Exercise:
For every line in the data below that contains "Investment", copy the line.

Available data:
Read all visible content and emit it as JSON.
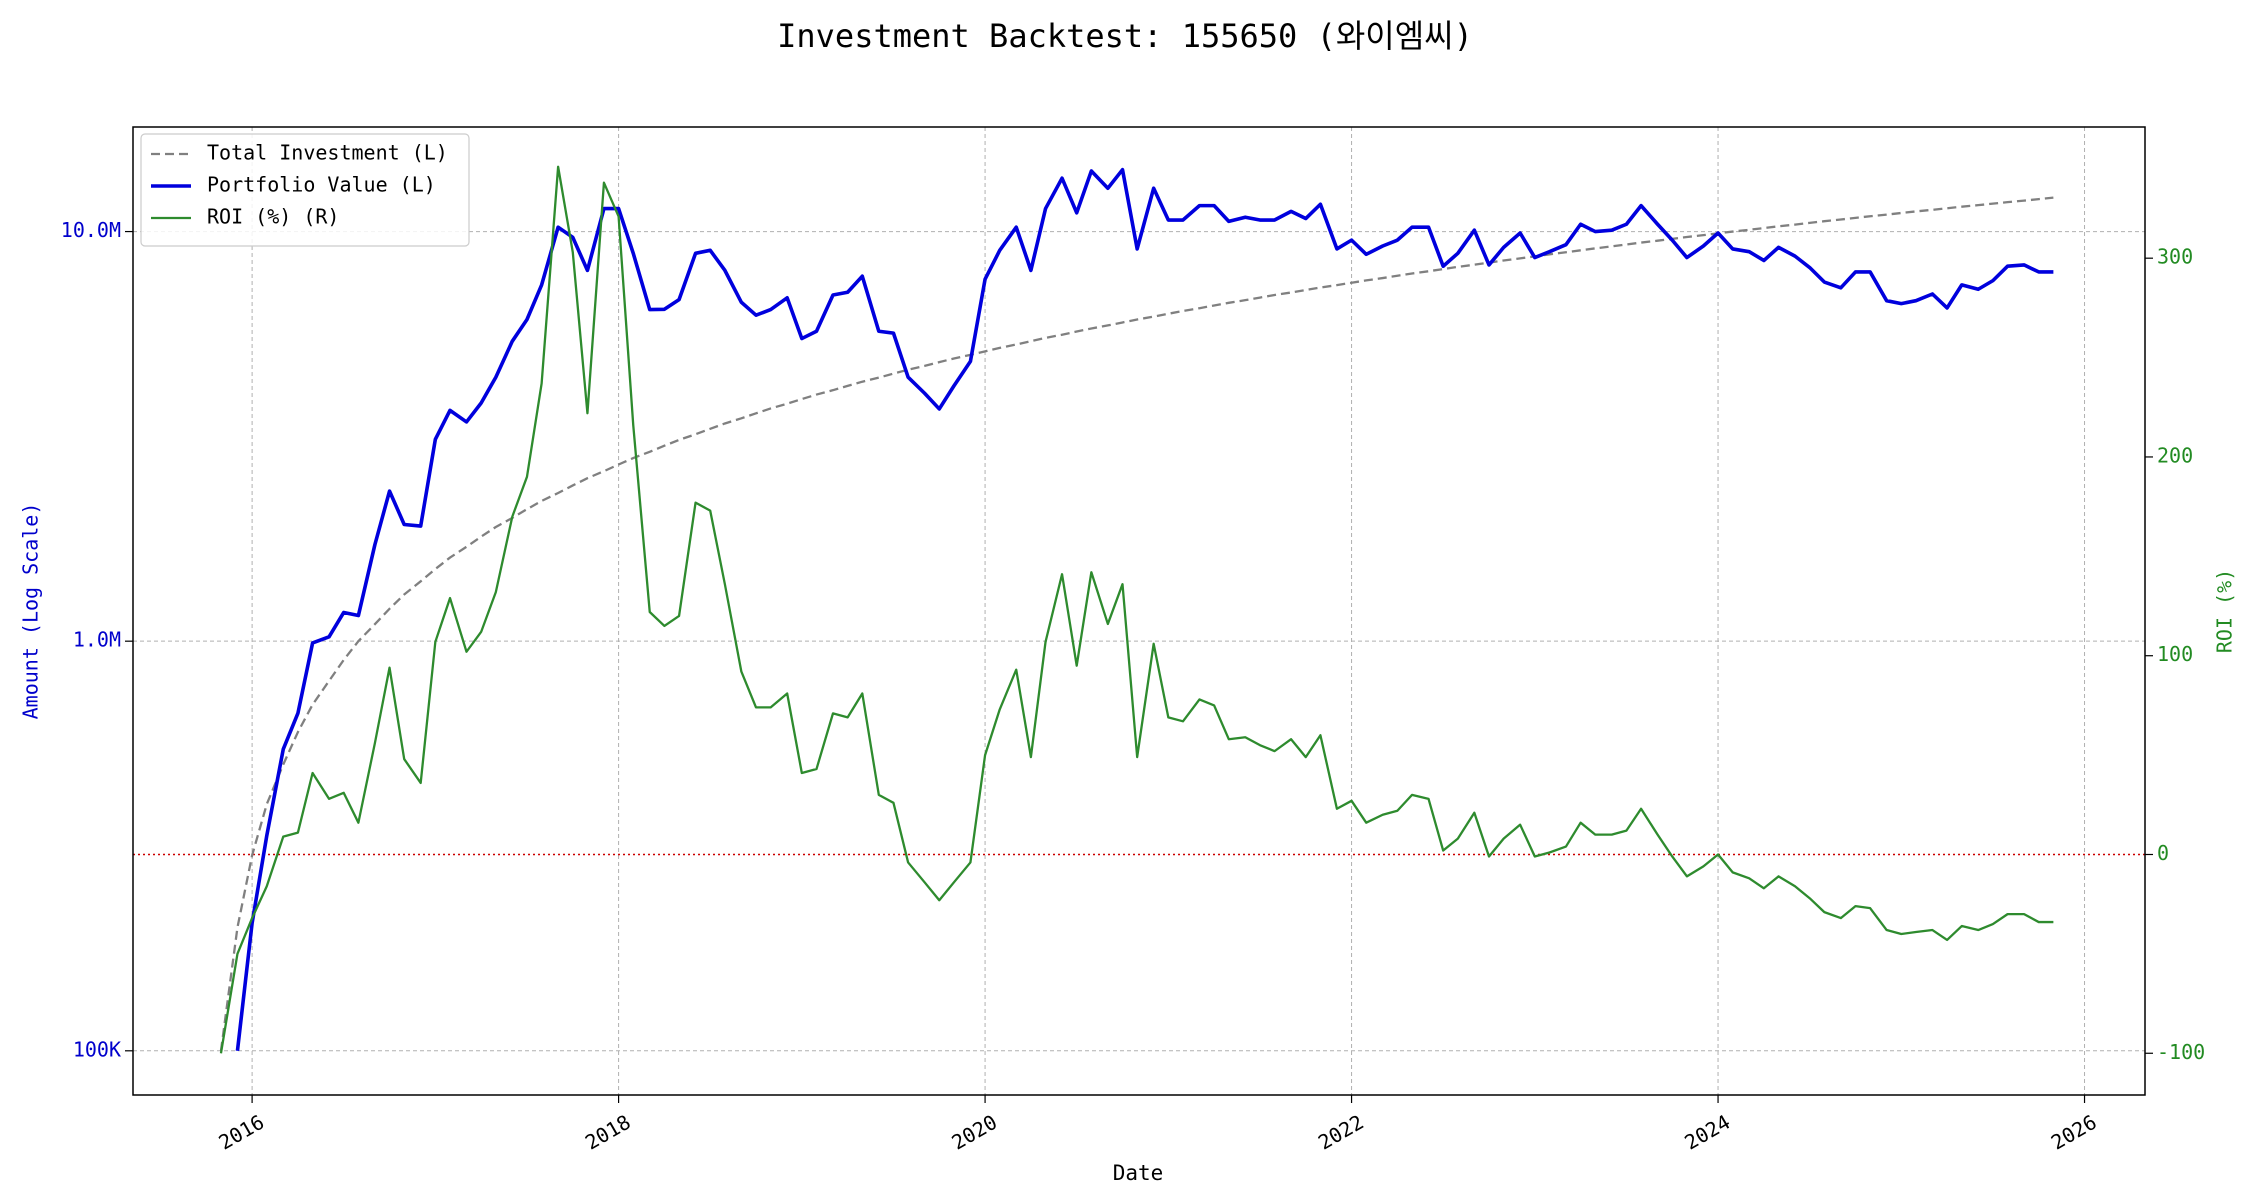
{
  "chart_data": {
    "type": "line",
    "title": "Investment Backtest: 155650 (와이엠씨)",
    "x_label": "Date",
    "y_label": "Amount (Log Scale)",
    "y2_label": "ROI (%)",
    "y_scale": "log",
    "grid": true,
    "legend": "upper left",
    "xlim": [
      2015.35,
      2026.33
    ],
    "xticks": [
      2016,
      2018,
      2020,
      2022,
      2024,
      2026
    ],
    "ylim": [
      78000,
      18000000
    ],
    "yticks": [
      {
        "value": 100000,
        "label": "100K"
      },
      {
        "value": 1000000,
        "label": "1.0M"
      },
      {
        "value": 10000000,
        "label": "10.0M"
      }
    ],
    "y_color": "#0000cc",
    "y2lim": [
      -121,
      366
    ],
    "y2ticks": [
      -100,
      0,
      100,
      200,
      300
    ],
    "y2_color": "#228b22",
    "reference_line": {
      "value": 0,
      "axis": "y2",
      "color": "#cc0000"
    },
    "x": [
      2015.83,
      2015.92,
      2016.0,
      2016.08,
      2016.17,
      2016.25,
      2016.33,
      2016.42,
      2016.5,
      2016.58,
      2016.67,
      2016.75,
      2016.83,
      2016.92,
      2017.0,
      2017.08,
      2017.17,
      2017.25,
      2017.33,
      2017.42,
      2017.5,
      2017.58,
      2017.67,
      2017.75,
      2017.83,
      2017.92,
      2018.0,
      2018.08,
      2018.17,
      2018.25,
      2018.33,
      2018.42,
      2018.5,
      2018.58,
      2018.67,
      2018.75,
      2018.83,
      2018.92,
      2019.0,
      2019.08,
      2019.17,
      2019.25,
      2019.33,
      2019.42,
      2019.5,
      2019.58,
      2019.67,
      2019.75,
      2019.83,
      2019.92,
      2020.0,
      2020.08,
      2020.17,
      2020.25,
      2020.33,
      2020.42,
      2020.5,
      2020.58,
      2020.67,
      2020.75,
      2020.83,
      2020.92,
      2021.0,
      2021.08,
      2021.17,
      2021.25,
      2021.33,
      2021.42,
      2021.5,
      2021.58,
      2021.67,
      2021.75,
      2021.83,
      2021.92,
      2022.0,
      2022.08,
      2022.17,
      2022.25,
      2022.33,
      2022.42,
      2022.5,
      2022.58,
      2022.67,
      2022.75,
      2022.83,
      2022.92,
      2023.0,
      2023.08,
      2023.17,
      2023.25,
      2023.33,
      2023.42,
      2023.5,
      2023.58,
      2023.67,
      2023.75,
      2023.83,
      2023.92,
      2024.0,
      2024.08,
      2024.17,
      2024.25,
      2024.33,
      2024.42,
      2024.5,
      2024.58,
      2024.67,
      2024.75,
      2024.83,
      2024.92,
      2025.0,
      2025.08,
      2025.17,
      2025.25,
      2025.33,
      2025.42,
      2025.5,
      2025.58,
      2025.67,
      2025.75,
      2025.83
    ],
    "series": [
      {
        "name": "Total Investment (L)",
        "color": "#808080",
        "dash": true,
        "axis": "y",
        "values": [
          100000,
          200000,
          300000,
          400000,
          500000,
          600000,
          700000,
          800000,
          900000,
          1000000,
          1100000,
          1200000,
          1300000,
          1400000,
          1500000,
          1600000,
          1700000,
          1800000,
          1900000,
          2000000,
          2100000,
          2200000,
          2300000,
          2400000,
          2500000,
          2600000,
          2700000,
          2800000,
          2900000,
          3000000,
          3100000,
          3200000,
          3300000,
          3400000,
          3500000,
          3600000,
          3700000,
          3800000,
          3900000,
          4000000,
          4100000,
          4200000,
          4300000,
          4400000,
          4500000,
          4600000,
          4700000,
          4800000,
          4900000,
          5000000,
          5100000,
          5200000,
          5300000,
          5400000,
          5500000,
          5600000,
          5700000,
          5800000,
          5900000,
          6000000,
          6100000,
          6200000,
          6300000,
          6400000,
          6500000,
          6600000,
          6700000,
          6800000,
          6900000,
          7000000,
          7100000,
          7200000,
          7300000,
          7400000,
          7500000,
          7600000,
          7700000,
          7800000,
          7900000,
          8000000,
          8100000,
          8200000,
          8300000,
          8400000,
          8500000,
          8600000,
          8700000,
          8800000,
          8900000,
          9000000,
          9100000,
          9200000,
          9300000,
          9400000,
          9500000,
          9600000,
          9700000,
          9800000,
          9900000,
          10000000,
          10100000,
          10200000,
          10300000,
          10400000,
          10500000,
          10600000,
          10700000,
          10800000,
          10900000,
          11000000,
          11100000,
          11200000,
          11300000,
          11400000,
          11500000,
          11600000,
          11700000,
          11800000,
          11900000,
          12000000,
          12100000
        ]
      },
      {
        "name": "Portfolio Value (L)",
        "color": "#0000dd",
        "axis": "y",
        "values": [
          null,
          100000,
          205000,
          335000,
          545000,
          667000,
          990000,
          1025000,
          1175000,
          1155000,
          1720000,
          2325000,
          1927000,
          1910000,
          3110000,
          3660000,
          3430000,
          3815000,
          4410000,
          5400000,
          6100000,
          7410000,
          10250000,
          9680000,
          8040000,
          11380000,
          11380000,
          8850000,
          6450000,
          6460000,
          6820000,
          8850000,
          9000000,
          8040000,
          6720000,
          6250000,
          6450000,
          6890000,
          5480000,
          5710000,
          7000000,
          7110000,
          7780000,
          5710000,
          5650000,
          4410000,
          4030000,
          3690000,
          4200000,
          4820000,
          7650000,
          9000000,
          10250000,
          8040000,
          11380000,
          13500000,
          11110000,
          14060000,
          12760000,
          14160000,
          9070000,
          12760000,
          10670000,
          10670000,
          11570000,
          11570000,
          10590000,
          10840000,
          10670000,
          10670000,
          11200000,
          10760000,
          11660000,
          9070000,
          9530000,
          8800000,
          9220000,
          9530000,
          10250000,
          10250000,
          8230000,
          8850000,
          10080000,
          8290000,
          9150000,
          9920000,
          8640000,
          8930000,
          9290000,
          10420000,
          10000000,
          10080000,
          10420000,
          11570000,
          10420000,
          9530000,
          8640000,
          9220000,
          9920000,
          9070000,
          8930000,
          8500000,
          9150000,
          8710000,
          8170000,
          7530000,
          7290000,
          7970000,
          7970000,
          6780000,
          6670000,
          6780000,
          7040000,
          6510000,
          7410000,
          7230000,
          7590000,
          8230000,
          8290000,
          7970000,
          7970000
        ]
      },
      {
        "name": "ROI (%) (R)",
        "color": "#2e8b2e",
        "axis": "y2",
        "values": [
          -100,
          -50,
          -32,
          -16,
          9,
          11,
          41,
          28,
          31,
          16,
          56,
          94,
          48,
          36,
          107,
          129,
          102,
          112,
          132,
          170,
          190,
          237,
          346,
          303,
          222,
          338,
          321,
          216,
          122,
          115,
          120,
          177,
          173,
          136,
          92,
          74,
          74,
          81,
          41,
          43,
          71,
          69,
          81,
          30,
          26,
          -4,
          -14,
          -23,
          -14,
          -4,
          50,
          73,
          93,
          49,
          107,
          141,
          95,
          142,
          116,
          136,
          49,
          106,
          69,
          67,
          78,
          75,
          58,
          59,
          55,
          52,
          58,
          49,
          60,
          23,
          27,
          16,
          20,
          22,
          30,
          28,
          2,
          8,
          21,
          -1,
          8,
          15,
          -1,
          1,
          4,
          16,
          10,
          10,
          12,
          23,
          10,
          -1,
          -11,
          -6,
          0,
          -9,
          -12,
          -17,
          -11,
          -16,
          -22,
          -29,
          -32,
          -26,
          -27,
          -38,
          -40,
          -39,
          -38,
          -43,
          -36,
          -38,
          -35,
          -30,
          -30,
          -34,
          -34
        ]
      }
    ]
  }
}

Reply to the exercise:
    "title": "Investment Backtest: 155650 (와이엠씨)",
        "name": "Total Investment (L)",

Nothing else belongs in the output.